— Task details —
Records follow. Select each line holding "Daily".

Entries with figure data
★ ★ ★

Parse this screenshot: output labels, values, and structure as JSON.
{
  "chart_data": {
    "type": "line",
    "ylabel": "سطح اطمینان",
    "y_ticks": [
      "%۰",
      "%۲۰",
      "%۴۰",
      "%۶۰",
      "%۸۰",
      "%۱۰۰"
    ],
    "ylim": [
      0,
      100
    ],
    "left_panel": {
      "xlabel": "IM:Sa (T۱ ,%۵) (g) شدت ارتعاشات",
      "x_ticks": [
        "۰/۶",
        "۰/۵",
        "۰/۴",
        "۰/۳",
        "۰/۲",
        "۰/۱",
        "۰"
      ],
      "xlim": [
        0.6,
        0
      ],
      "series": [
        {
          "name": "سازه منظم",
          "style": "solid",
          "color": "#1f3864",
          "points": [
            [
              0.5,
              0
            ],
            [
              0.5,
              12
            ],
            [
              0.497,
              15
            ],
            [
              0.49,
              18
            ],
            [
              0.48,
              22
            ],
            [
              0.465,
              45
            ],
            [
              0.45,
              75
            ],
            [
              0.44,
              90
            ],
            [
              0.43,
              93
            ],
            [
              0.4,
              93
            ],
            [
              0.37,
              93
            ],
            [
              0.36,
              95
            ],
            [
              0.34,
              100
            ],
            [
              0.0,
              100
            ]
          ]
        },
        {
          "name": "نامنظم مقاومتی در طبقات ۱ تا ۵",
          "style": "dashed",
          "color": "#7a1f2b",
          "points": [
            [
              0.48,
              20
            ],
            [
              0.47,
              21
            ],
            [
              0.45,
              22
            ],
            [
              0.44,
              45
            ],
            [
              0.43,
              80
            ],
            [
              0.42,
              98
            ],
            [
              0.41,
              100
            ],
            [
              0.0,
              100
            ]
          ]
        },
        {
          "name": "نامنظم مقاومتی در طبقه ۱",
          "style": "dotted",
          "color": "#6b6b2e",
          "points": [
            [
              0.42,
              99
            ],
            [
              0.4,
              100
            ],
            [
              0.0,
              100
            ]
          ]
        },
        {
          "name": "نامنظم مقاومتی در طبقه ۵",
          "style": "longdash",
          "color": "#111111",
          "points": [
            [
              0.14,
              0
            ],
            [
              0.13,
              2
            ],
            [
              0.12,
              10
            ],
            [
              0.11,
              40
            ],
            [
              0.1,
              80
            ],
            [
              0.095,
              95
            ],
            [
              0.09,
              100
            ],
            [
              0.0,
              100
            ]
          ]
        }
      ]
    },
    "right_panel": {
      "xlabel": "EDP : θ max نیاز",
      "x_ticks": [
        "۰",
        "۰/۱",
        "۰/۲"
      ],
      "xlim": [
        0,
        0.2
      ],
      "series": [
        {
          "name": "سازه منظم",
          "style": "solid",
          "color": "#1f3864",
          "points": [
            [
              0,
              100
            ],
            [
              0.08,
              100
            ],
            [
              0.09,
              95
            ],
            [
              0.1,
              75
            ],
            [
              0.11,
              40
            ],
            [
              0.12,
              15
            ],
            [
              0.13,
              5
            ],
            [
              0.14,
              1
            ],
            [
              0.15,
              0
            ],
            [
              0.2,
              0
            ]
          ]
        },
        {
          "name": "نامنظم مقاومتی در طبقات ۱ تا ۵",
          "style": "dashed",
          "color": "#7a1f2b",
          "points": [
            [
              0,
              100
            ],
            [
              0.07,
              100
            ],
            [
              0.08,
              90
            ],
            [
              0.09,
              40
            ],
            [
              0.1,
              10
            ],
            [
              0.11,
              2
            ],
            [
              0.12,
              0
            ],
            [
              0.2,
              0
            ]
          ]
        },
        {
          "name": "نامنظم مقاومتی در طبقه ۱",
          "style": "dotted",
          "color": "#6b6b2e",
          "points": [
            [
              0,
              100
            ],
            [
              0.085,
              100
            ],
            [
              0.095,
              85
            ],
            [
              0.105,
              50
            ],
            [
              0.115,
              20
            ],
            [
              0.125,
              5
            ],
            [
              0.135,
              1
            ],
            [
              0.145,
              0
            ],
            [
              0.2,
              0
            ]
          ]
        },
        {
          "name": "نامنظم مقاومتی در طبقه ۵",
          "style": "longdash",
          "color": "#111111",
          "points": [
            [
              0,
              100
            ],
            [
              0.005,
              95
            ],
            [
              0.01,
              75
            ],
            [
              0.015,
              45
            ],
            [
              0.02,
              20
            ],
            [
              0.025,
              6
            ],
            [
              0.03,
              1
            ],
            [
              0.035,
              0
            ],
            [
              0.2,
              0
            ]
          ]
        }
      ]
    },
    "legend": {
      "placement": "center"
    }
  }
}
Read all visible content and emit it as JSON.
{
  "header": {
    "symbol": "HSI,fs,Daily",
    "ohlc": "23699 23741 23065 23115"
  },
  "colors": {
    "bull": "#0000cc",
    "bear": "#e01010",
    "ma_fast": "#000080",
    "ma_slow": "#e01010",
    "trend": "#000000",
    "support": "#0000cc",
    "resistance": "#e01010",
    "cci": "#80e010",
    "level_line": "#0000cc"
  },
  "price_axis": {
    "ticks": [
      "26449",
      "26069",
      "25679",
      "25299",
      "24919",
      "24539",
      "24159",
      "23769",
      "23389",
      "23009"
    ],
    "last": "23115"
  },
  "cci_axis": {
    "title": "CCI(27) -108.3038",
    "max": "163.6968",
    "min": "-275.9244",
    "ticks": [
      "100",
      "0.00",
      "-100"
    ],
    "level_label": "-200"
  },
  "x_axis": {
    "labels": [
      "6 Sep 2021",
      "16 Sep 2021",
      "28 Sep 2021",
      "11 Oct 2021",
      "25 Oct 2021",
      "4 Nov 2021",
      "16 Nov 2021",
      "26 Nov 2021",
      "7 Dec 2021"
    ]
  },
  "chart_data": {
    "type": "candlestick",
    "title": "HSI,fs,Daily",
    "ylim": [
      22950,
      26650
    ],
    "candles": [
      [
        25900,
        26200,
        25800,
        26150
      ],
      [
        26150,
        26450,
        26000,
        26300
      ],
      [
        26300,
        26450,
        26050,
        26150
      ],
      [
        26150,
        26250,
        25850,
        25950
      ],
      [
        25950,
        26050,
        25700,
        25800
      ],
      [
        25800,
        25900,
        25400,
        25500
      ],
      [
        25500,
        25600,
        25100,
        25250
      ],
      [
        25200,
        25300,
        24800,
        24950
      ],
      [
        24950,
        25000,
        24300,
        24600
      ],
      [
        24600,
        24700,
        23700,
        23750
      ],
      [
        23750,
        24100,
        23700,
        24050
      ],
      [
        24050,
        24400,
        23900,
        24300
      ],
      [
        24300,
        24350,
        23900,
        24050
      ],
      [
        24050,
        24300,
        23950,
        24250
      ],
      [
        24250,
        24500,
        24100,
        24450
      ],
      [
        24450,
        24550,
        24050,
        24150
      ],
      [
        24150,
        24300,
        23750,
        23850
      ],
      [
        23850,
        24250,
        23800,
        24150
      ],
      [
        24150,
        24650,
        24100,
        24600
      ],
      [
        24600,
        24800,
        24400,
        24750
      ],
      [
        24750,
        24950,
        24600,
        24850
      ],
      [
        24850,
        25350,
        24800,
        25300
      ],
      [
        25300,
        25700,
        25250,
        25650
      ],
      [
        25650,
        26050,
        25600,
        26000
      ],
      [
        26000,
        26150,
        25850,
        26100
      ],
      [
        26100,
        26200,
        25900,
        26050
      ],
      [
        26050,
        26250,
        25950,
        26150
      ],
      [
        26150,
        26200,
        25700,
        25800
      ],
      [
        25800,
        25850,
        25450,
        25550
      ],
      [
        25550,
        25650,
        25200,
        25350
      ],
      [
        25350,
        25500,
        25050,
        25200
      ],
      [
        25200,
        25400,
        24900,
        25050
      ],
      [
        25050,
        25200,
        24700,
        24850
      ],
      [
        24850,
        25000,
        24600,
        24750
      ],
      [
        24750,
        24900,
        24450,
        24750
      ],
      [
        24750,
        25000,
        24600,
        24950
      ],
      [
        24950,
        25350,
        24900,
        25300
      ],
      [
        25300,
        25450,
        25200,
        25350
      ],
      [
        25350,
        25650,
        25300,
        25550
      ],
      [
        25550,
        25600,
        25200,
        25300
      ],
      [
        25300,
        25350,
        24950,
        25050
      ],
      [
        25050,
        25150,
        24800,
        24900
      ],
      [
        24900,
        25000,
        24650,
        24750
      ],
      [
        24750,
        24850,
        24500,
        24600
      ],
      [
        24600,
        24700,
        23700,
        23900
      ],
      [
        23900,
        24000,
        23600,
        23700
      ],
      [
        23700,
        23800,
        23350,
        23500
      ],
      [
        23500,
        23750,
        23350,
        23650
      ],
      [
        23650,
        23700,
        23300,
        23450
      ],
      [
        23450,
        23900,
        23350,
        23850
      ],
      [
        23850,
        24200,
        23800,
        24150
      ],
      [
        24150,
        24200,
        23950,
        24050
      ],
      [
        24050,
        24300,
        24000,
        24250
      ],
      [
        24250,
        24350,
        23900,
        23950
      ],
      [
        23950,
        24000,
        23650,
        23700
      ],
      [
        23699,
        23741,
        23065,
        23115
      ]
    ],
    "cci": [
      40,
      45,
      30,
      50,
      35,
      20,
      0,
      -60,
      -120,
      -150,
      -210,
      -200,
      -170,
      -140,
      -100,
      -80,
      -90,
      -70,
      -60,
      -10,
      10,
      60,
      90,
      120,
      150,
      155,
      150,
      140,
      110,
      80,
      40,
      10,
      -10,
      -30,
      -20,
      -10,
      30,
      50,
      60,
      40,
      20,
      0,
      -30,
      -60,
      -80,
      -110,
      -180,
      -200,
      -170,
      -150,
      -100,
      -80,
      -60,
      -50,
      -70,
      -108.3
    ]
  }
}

★ ★ ★

— Output for this exercise —
    "symbol": "HSI,fs,Daily",
    "title": "HSI,fs,Daily",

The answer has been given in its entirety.